DIRECTION. Output all lines exactly.

* start DATA PROVIDED *

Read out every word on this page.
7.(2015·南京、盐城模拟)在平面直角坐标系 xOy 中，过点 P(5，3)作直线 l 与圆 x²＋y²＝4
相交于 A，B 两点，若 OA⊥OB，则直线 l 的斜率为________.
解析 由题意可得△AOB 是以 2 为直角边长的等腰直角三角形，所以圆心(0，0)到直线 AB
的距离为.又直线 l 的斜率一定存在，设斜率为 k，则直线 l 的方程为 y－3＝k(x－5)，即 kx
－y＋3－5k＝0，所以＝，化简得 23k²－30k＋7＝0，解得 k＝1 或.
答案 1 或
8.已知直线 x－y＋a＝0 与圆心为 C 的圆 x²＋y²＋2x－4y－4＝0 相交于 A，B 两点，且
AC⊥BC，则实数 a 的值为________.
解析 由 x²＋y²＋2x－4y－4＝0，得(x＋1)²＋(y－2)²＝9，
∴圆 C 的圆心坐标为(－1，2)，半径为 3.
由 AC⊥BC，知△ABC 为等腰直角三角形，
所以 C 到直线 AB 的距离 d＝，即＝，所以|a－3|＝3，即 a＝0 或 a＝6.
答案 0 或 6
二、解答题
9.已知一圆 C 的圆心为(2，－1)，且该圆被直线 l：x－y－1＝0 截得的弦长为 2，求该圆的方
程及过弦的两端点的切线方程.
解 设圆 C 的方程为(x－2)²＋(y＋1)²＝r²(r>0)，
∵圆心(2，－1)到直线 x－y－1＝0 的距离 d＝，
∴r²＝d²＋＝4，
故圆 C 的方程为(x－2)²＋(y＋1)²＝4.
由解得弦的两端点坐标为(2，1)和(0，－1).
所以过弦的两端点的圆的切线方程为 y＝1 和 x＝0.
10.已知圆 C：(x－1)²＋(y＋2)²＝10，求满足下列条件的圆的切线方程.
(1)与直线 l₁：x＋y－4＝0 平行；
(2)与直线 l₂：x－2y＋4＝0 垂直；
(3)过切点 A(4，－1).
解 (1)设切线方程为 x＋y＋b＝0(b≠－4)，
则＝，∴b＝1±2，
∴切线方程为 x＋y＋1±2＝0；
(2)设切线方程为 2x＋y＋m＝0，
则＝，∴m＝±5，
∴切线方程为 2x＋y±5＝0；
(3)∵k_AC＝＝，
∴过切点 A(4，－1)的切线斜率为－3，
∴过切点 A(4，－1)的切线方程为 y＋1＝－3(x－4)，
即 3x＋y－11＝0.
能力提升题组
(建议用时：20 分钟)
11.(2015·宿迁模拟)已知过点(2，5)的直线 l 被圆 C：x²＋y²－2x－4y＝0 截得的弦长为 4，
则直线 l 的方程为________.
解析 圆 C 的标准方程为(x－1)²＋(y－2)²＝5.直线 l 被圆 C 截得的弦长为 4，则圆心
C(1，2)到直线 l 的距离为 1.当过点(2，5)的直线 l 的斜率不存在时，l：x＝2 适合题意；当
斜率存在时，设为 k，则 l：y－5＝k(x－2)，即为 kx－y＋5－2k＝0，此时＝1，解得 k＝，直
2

* end DATA PROVIDED *

TASK RESULT.
Read out every word on this page.
7.(2015·南京、盐城模拟)在平面直角坐标系 xOy 中，过点 P(5，3)作直线 l 与圆 x²＋y²＝4
相交于 A，B 两点，若 OA⊥OB，则直线 l 的斜率为________.
解析 由题意可得△AOB 是以 2 为直角边长的等腰直角三角形，所以圆心(0，0)到直线 AB
的距离为.又直线 l 的斜率一定存在，设斜率为 k，则直线 l 的方程为 y－3＝k(x－5)，即 kx
－y＋3－5k＝0，所以＝，化简得 23k²－30k＋7＝0，解得 k＝1 或.
答案 1 或
8.已知直线 x－y＋a＝0 与圆心为 C 的圆 x²＋y²＋2x－4y－4＝0 相交于 A，B 两点，且
AC⊥BC，则实数 a 的值为________.
解析 由 x²＋y²＋2x－4y－4＝0，得(x＋1)²＋(y－2)²＝9，
∴圆 C 的圆心坐标为(－1，2)，半径为 3.
由 AC⊥BC，知△ABC 为等腰直角三角形，
所以 C 到直线 AB 的距离 d＝，即＝，所以|a－3|＝3，即 a＝0 或 a＝6.
答案 0 或 6
二、解答题
9.已知一圆 C 的圆心为(2，－1)，且该圆被直线 l：x－y－1＝0 截得的弦长为 2，求该圆的方
程及过弦的两端点的切线方程.
解 设圆 C 的方程为(x－2)²＋(y＋1)²＝r²(r>0)，
∵圆心(2，－1)到直线 x－y－1＝0 的距离 d＝，
∴r²＝d²＋＝4，
故圆 C 的方程为(x－2)²＋(y＋1)²＝4.
由解得弦的两端点坐标为(2，1)和(0，－1).
所以过弦的两端点的圆的切线方程为 y＝1 和 x＝0.
10.已知圆 C：(x－1)²＋(y＋2)²＝10，求满足下列条件的圆的切线方程.
(1)与直线 l₁：x＋y－4＝0 平行；
(2)与直线 l₂：x－2y＋4＝0 垂直；
(3)过切点 A(4，－1).
解 (1)设切线方程为 x＋y＋b＝0(b≠－4)，
则＝，∴b＝1±2，
∴切线方程为 x＋y＋1±2＝0；
(2)设切线方程为 2x＋y＋m＝0，
则＝，∴m＝±5，
∴切线方程为 2x＋y±5＝0；
(3)∵k_AC＝＝，
∴过切点 A(4，－1)的切线斜率为－3，
∴过切点 A(4，－1)的切线方程为 y＋1＝－3(x－4)，
即 3x＋y－11＝0.
能力提升题组
(建议用时：20 分钟)
11.(2015·宿迁模拟)已知过点(2，5)的直线 l 被圆 C：x²＋y²－2x－4y＝0 截得的弦长为 4，
则直线 l 的方程为________.
解析 圆 C 的标准方程为(x－1)²＋(y－2)²＝5.直线 l 被圆 C 截得的弦长为 4，则圆心
C(1，2)到直线 l 的距离为 1.当过点(2，5)的直线 l 的斜率不存在时，l：x＝2 适合题意；当
斜率存在时，设为 k，则 l：y－5＝k(x－2)，即为 kx－y＋5－2k＝0，此时＝1，解得 k＝，直
2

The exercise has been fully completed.